*WRITTEN EXERCISE*
Restate the records below word for word.

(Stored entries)
## BEGIN

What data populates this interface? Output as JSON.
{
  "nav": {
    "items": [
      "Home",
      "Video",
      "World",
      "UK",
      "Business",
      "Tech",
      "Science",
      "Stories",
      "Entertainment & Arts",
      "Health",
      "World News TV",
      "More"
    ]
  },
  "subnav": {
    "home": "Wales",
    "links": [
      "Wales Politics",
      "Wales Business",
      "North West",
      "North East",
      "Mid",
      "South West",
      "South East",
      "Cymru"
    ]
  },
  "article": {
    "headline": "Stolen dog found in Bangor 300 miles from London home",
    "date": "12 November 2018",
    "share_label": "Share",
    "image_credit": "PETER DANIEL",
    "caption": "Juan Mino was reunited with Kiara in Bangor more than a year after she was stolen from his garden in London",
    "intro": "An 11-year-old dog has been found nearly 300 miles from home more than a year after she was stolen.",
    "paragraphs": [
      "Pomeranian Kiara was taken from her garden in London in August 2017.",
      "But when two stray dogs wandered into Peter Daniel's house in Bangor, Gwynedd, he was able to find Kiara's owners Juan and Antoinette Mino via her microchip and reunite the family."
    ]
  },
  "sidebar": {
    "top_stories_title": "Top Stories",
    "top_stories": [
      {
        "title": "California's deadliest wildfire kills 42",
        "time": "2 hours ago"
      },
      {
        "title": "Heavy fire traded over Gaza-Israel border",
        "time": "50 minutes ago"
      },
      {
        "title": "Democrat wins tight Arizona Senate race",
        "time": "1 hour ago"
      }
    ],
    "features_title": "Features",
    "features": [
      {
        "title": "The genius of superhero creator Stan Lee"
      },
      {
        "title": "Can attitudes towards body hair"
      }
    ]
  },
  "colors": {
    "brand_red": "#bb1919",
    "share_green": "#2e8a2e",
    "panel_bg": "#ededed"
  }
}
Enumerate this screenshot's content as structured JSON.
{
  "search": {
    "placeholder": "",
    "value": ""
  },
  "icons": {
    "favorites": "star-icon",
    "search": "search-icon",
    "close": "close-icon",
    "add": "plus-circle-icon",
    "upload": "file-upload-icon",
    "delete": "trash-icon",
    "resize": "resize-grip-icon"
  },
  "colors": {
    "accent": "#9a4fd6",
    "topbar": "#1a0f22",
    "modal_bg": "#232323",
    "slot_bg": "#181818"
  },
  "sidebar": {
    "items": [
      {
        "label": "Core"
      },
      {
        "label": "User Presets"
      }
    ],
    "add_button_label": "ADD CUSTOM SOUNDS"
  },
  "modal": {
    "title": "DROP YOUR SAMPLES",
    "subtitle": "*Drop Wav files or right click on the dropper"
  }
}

## END

*IN RESPONSE*
What data populates this interface? Output as JSON.
{
  "nav": {
    "items": [
      "Home",
      "Video",
      "World",
      "UK",
      "Business",
      "Tech",
      "Science",
      "Stories",
      "Entertainment & Arts",
      "Health",
      "World News TV",
      "More"
    ]
  },
  "subnav": {
    "home": "Wales",
    "links": [
      "Wales Politics",
      "Wales Business",
      "North West",
      "North East",
      "Mid",
      "South West",
      "South East",
      "Cymru"
    ]
  },
  "article": {
    "headline": "Stolen dog found in Bangor 300 miles from London home",
    "date": "12 November 2018",
    "share_label": "Share",
    "image_credit": "PETER DANIEL",
    "caption": "Juan Mino was reunited with Kiara in Bangor more than a year after she was stolen from his garden in London",
    "intro": "An 11-year-old dog has been found nearly 300 miles from home more than a year after she was stolen.",
    "paragraphs": [
      "Pomeranian Kiara was taken from her garden in London in August 2017.",
      "But when two stray dogs wandered into Peter Daniel's house in Bangor, Gwynedd, he was able to find Kiara's owners Juan and Antoinette Mino via her microchip and reunite the family."
    ]
  },
  "sidebar": {
    "top_stories_title": "Top Stories",
    "top_stories": [
      {
        "title": "California's deadliest wildfire kills 42",
        "time": "2 hours ago"
      },
      {
        "title": "Heavy fire traded over Gaza-Israel border",
        "time": "50 minutes ago"
      },
      {
        "title": "Democrat wins tight Arizona Senate race",
        "time": "1 hour ago"
      }
    ],
    "features_title": "Features",
    "features": [
      {
        "title": "The genius of superhero creator Stan Lee"
      },
      {
        "title": "Can attitudes towards body hair"
      }
    ]
  },
  "colors": {
    "brand_red": "#bb1919",
    "share_green": "#2e8a2e",
    "panel_bg": "#ededed"
  }
}
Enumerate this screenshot's content as structured JSON.
{
  "search": {
    "placeholder": "",
    "value": ""
  },
  "icons": {
    "favorites": "star-icon",
    "search": "search-icon",
    "close": "close-icon",
    "add": "plus-circle-icon",
    "upload": "file-upload-icon",
    "delete": "trash-icon",
    "resize": "resize-grip-icon"
  },
  "colors": {
    "accent": "#9a4fd6",
    "topbar": "#1a0f22",
    "modal_bg": "#232323",
    "slot_bg": "#181818"
  },
  "sidebar": {
    "items": [
      {
        "label": "Core"
      },
      {
        "label": "User Presets"
      }
    ],
    "add_button_label": "ADD CUSTOM SOUNDS"
  },
  "modal": {
    "title": "DROP YOUR SAMPLES",
    "subtitle": "*Drop Wav files or right click on the dropper"
  }
}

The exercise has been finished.